> [Written problem] From the listing below, extract each entry exactly as written, minus the images.

-- BEGIN Stored data --

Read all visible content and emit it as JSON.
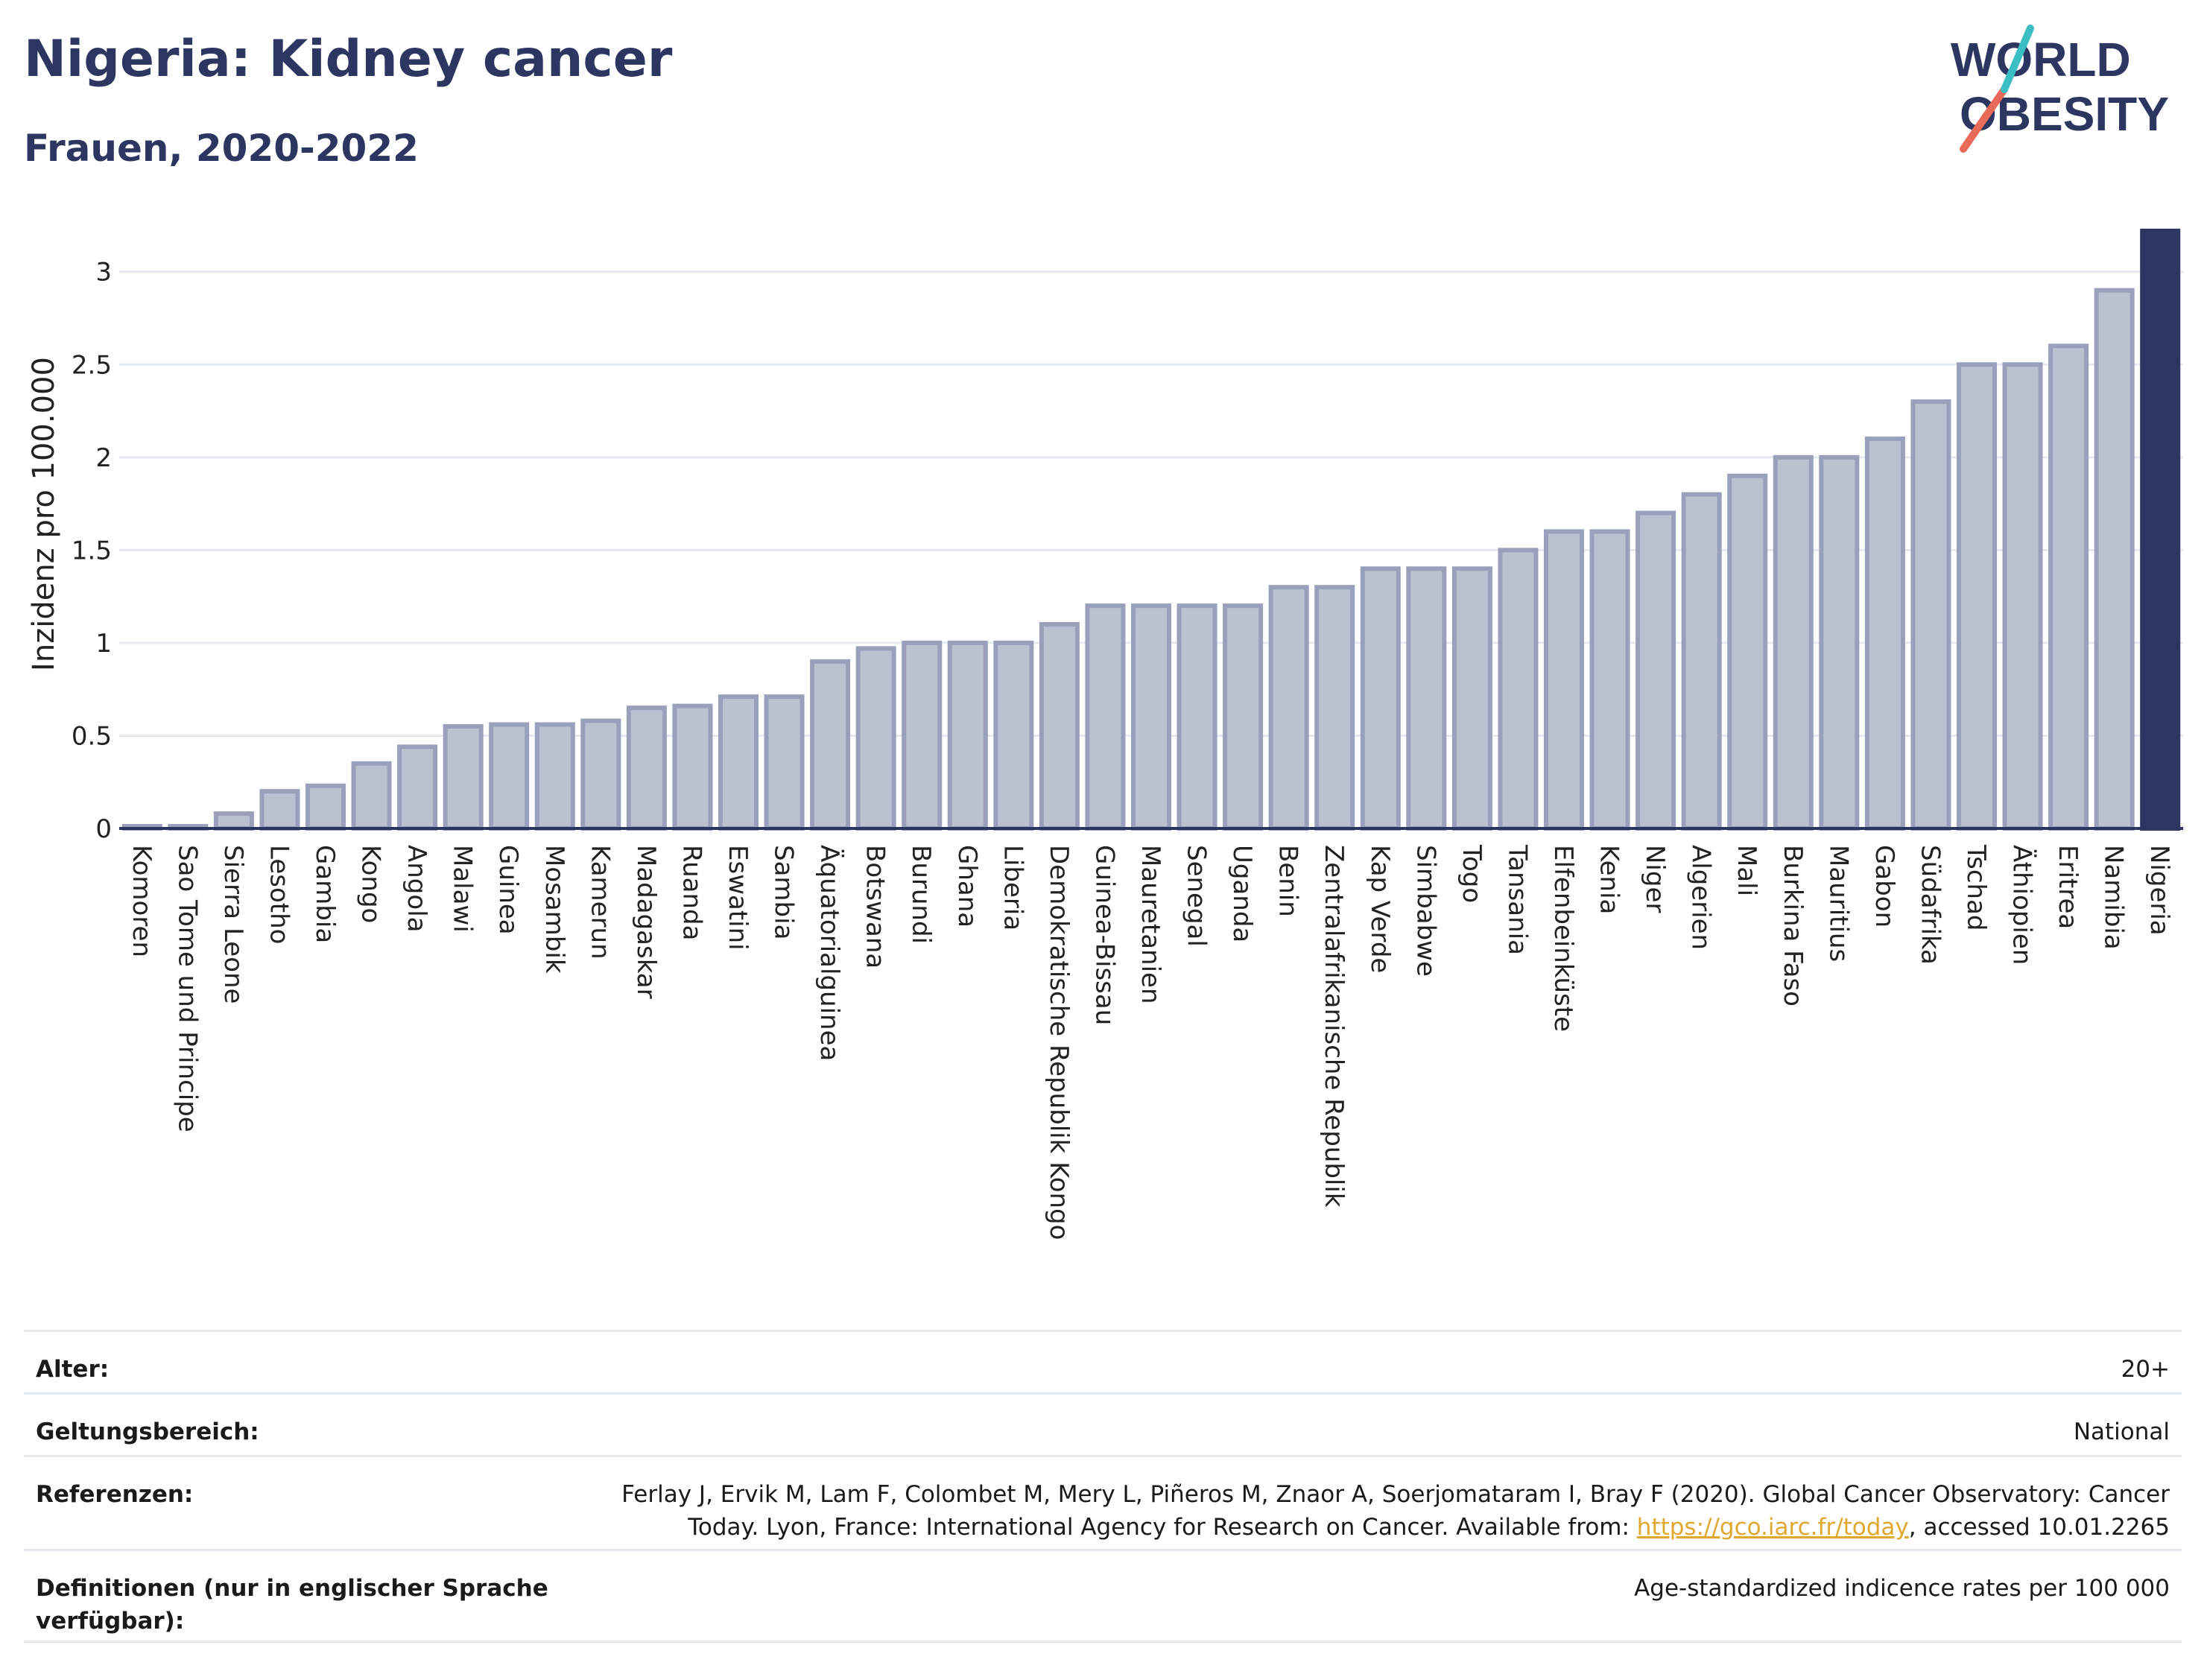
{
  "header": {
    "title": "Nigeria: Kidney cancer",
    "subtitle": "Frauen, 2020-2022"
  },
  "logo": {
    "line1": "WORLD",
    "line2": "OBESITY",
    "accent_teal": "#3bbfc5",
    "accent_red": "#e86b5a",
    "text_color": "#2d3561"
  },
  "colors": {
    "bar_fill": "#bcc1d1",
    "bar_stroke": "#9aa0bb",
    "highlight": "#2d3561",
    "grid": "#e6eaf0"
  },
  "chart_data": {
    "type": "bar",
    "ylabel": "Inzidenz pro 100.000",
    "ylim": [
      0,
      3.3
    ],
    "yticks": [
      "0",
      "0.5",
      "1",
      "1.5",
      "2",
      "2.5",
      "3"
    ],
    "ytick_values": [
      0,
      0.5,
      1,
      1.5,
      2,
      2.5,
      3
    ],
    "highlight": "Nigeria",
    "grid": true,
    "categories": [
      "Komoren",
      "Sao Tome und Principe",
      "Sierra Leone",
      "Lesotho",
      "Gambia",
      "Kongo",
      "Angola",
      "Malawi",
      "Guinea",
      "Mosambik",
      "Kamerun",
      "Madagaskar",
      "Ruanda",
      "Eswatini",
      "Sambia",
      "Äquatorialguinea",
      "Botswana",
      "Burundi",
      "Ghana",
      "Liberia",
      "Demokratische Republik Kongo",
      "Guinea-Bissau",
      "Mauretanien",
      "Senegal",
      "Uganda",
      "Benin",
      "Zentralafrikanische Republik",
      "Kap Verde",
      "Simbabwe",
      "Togo",
      "Tansania",
      "Elfenbeinküste",
      "Kenia",
      "Niger",
      "Algerien",
      "Mali",
      "Burkina Faso",
      "Mauritius",
      "Gabon",
      "Südafrika",
      "Tschad",
      "Äthiopien",
      "Eritrea",
      "Namibia",
      "Nigeria"
    ],
    "values": [
      0.01,
      0.01,
      0.08,
      0.2,
      0.23,
      0.35,
      0.44,
      0.55,
      0.56,
      0.56,
      0.58,
      0.65,
      0.66,
      0.71,
      0.71,
      0.9,
      0.97,
      1.0,
      1.0,
      1.0,
      1.1,
      1.2,
      1.2,
      1.2,
      1.2,
      1.3,
      1.3,
      1.4,
      1.4,
      1.4,
      1.5,
      1.6,
      1.6,
      1.7,
      1.8,
      1.9,
      2.0,
      2.0,
      2.1,
      2.3,
      2.5,
      2.5,
      2.6,
      2.9,
      3.22
    ]
  },
  "meta": {
    "age_label": "Alter:",
    "age_value": "20+",
    "scope_label": "Geltungsbereich:",
    "scope_value": "National",
    "ref_label": "Referenzen:",
    "ref_text_1": "Ferlay J, Ervik M, Lam F, Colombet M, Mery L, Piñeros M, Znaor A, Soerjomataram I, Bray F (2020). Global Cancer Observatory: Cancer Today. Lyon, France: International Agency for Research on Cancer. Available from: ",
    "ref_link": "https://gco.iarc.fr/today",
    "ref_text_2": ", accessed 10.01.2265",
    "def_label": "Definitionen (nur in englischer Sprache verfügbar):",
    "def_value": "Age-standardized indicence rates per 100 000"
  }
}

-- END Stored data --

> [Response]
Read all visible content and emit it as JSON.
{
  "header": {
    "title": "Nigeria: Kidney cancer",
    "subtitle": "Frauen, 2020-2022"
  },
  "logo": {
    "line1": "WORLD",
    "line2": "OBESITY",
    "accent_teal": "#3bbfc5",
    "accent_red": "#e86b5a",
    "text_color": "#2d3561"
  },
  "colors": {
    "bar_fill": "#bcc1d1",
    "bar_stroke": "#9aa0bb",
    "highlight": "#2d3561",
    "grid": "#e6eaf0"
  },
  "chart_data": {
    "type": "bar",
    "ylabel": "Inzidenz pro 100.000",
    "ylim": [
      0,
      3.3
    ],
    "yticks": [
      "0",
      "0.5",
      "1",
      "1.5",
      "2",
      "2.5",
      "3"
    ],
    "ytick_values": [
      0,
      0.5,
      1,
      1.5,
      2,
      2.5,
      3
    ],
    "highlight": "Nigeria",
    "grid": true,
    "categories": [
      "Komoren",
      "Sao Tome und Principe",
      "Sierra Leone",
      "Lesotho",
      "Gambia",
      "Kongo",
      "Angola",
      "Malawi",
      "Guinea",
      "Mosambik",
      "Kamerun",
      "Madagaskar",
      "Ruanda",
      "Eswatini",
      "Sambia",
      "Äquatorialguinea",
      "Botswana",
      "Burundi",
      "Ghana",
      "Liberia",
      "Demokratische Republik Kongo",
      "Guinea-Bissau",
      "Mauretanien",
      "Senegal",
      "Uganda",
      "Benin",
      "Zentralafrikanische Republik",
      "Kap Verde",
      "Simbabwe",
      "Togo",
      "Tansania",
      "Elfenbeinküste",
      "Kenia",
      "Niger",
      "Algerien",
      "Mali",
      "Burkina Faso",
      "Mauritius",
      "Gabon",
      "Südafrika",
      "Tschad",
      "Äthiopien",
      "Eritrea",
      "Namibia",
      "Nigeria"
    ],
    "values": [
      0.01,
      0.01,
      0.08,
      0.2,
      0.23,
      0.35,
      0.44,
      0.55,
      0.56,
      0.56,
      0.58,
      0.65,
      0.66,
      0.71,
      0.71,
      0.9,
      0.97,
      1.0,
      1.0,
      1.0,
      1.1,
      1.2,
      1.2,
      1.2,
      1.2,
      1.3,
      1.3,
      1.4,
      1.4,
      1.4,
      1.5,
      1.6,
      1.6,
      1.7,
      1.8,
      1.9,
      2.0,
      2.0,
      2.1,
      2.3,
      2.5,
      2.5,
      2.6,
      2.9,
      3.22
    ]
  },
  "meta": {
    "age_label": "Alter:",
    "age_value": "20+",
    "scope_label": "Geltungsbereich:",
    "scope_value": "National",
    "ref_label": "Referenzen:",
    "ref_text_1": "Ferlay J, Ervik M, Lam F, Colombet M, Mery L, Piñeros M, Znaor A, Soerjomataram I, Bray F (2020). Global Cancer Observatory: Cancer Today. Lyon, France: International Agency for Research on Cancer. Available from: ",
    "ref_link": "https://gco.iarc.fr/today",
    "ref_text_2": ", accessed 10.01.2265",
    "def_label": "Definitionen (nur in englischer Sprache verfügbar):",
    "def_value": "Age-standardized indicence rates per 100 000"
  }
}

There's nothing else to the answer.